:: AIM OF THE EXERCISE ::
Output every line below exactly.

· · · ·

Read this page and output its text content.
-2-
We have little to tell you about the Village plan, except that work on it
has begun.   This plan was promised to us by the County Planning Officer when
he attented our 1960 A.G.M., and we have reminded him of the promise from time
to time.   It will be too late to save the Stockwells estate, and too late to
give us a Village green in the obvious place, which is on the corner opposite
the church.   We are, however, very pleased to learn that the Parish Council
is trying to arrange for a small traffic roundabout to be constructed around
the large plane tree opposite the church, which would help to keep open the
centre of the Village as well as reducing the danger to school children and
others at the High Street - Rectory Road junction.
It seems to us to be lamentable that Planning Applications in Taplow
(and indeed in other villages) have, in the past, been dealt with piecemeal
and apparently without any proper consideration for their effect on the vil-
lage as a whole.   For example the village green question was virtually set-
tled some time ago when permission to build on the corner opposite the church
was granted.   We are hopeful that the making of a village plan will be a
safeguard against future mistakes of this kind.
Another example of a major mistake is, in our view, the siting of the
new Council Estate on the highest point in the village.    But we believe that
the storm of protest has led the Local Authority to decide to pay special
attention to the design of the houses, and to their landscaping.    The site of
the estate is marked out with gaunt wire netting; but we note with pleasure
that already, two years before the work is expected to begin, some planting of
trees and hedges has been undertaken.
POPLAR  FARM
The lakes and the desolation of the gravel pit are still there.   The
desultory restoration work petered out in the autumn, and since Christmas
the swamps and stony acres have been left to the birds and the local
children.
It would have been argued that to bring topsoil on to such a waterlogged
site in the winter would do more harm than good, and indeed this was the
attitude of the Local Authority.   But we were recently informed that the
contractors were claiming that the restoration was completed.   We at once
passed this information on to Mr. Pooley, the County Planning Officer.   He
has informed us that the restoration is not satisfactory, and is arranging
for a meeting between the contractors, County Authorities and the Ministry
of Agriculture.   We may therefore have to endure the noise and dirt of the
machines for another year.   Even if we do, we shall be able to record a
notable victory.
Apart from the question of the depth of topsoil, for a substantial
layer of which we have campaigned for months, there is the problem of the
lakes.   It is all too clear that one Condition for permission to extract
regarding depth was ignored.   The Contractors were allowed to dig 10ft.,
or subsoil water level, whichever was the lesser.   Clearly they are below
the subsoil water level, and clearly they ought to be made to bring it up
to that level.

· · · ·

:: WRITTEN SOLUTION ::
Read this page and output its text content.
-2-
We have little to tell you about the Village plan, except that work on it
has begun.   This plan was promised to us by the County Planning Officer when
he attented our 1960 A.G.M., and we have reminded him of the promise from time
to time.   It will be too late to save the Stockwells estate, and too late to
give us a Village green in the obvious place, which is on the corner opposite
the church.   We are, however, very pleased to learn that the Parish Council
is trying to arrange for a small traffic roundabout to be constructed around
the large plane tree opposite the church, which would help to keep open the
centre of the Village as well as reducing the danger to school children and
others at the High Street - Rectory Road junction.
It seems to us to be lamentable that Planning Applications in Taplow
(and indeed in other villages) have, in the past, been dealt with piecemeal
and apparently without any proper consideration for their effect on the vil-
lage as a whole.   For example the village green question was virtually set-
tled some time ago when permission to build on the corner opposite the church
was granted.   We are hopeful that the making of a village plan will be a
safeguard against future mistakes of this kind.
Another example of a major mistake is, in our view, the siting of the
new Council Estate on the highest point in the village.    But we believe that
the storm of protest has led the Local Authority to decide to pay special
attention to the design of the houses, and to their landscaping.    The site of
the estate is marked out with gaunt wire netting; but we note with pleasure
that already, two years before the work is expected to begin, some planting of
trees and hedges has been undertaken.
POPLAR  FARM
The lakes and the desolation of the gravel pit are still there.   The
desultory restoration work petered out in the autumn, and since Christmas
the swamps and stony acres have been left to the birds and the local
children.
It would have been argued that to bring topsoil on to such a waterlogged
site in the winter would do more harm than good, and indeed this was the
attitude of the Local Authority.   But we were recently informed that the
contractors were claiming that the restoration was completed.   We at once
passed this information on to Mr. Pooley, the County Planning Officer.   He
has informed us that the restoration is not satisfactory, and is arranging
for a meeting between the contractors, County Authorities and the Ministry
of Agriculture.   We may therefore have to endure the noise and dirt of the
machines for another year.   Even if we do, we shall be able to record a
notable victory.
Apart from the question of the depth of topsoil, for a substantial
layer of which we have campaigned for months, there is the problem of the
lakes.   It is all too clear that one Condition for permission to extract
regarding depth was ignored.   The Contractors were allowed to dig 10ft.,
or subsoil water level, whichever was the lesser.   Clearly they are below
the subsoil water level, and clearly they ought to be made to bring it up
to that level.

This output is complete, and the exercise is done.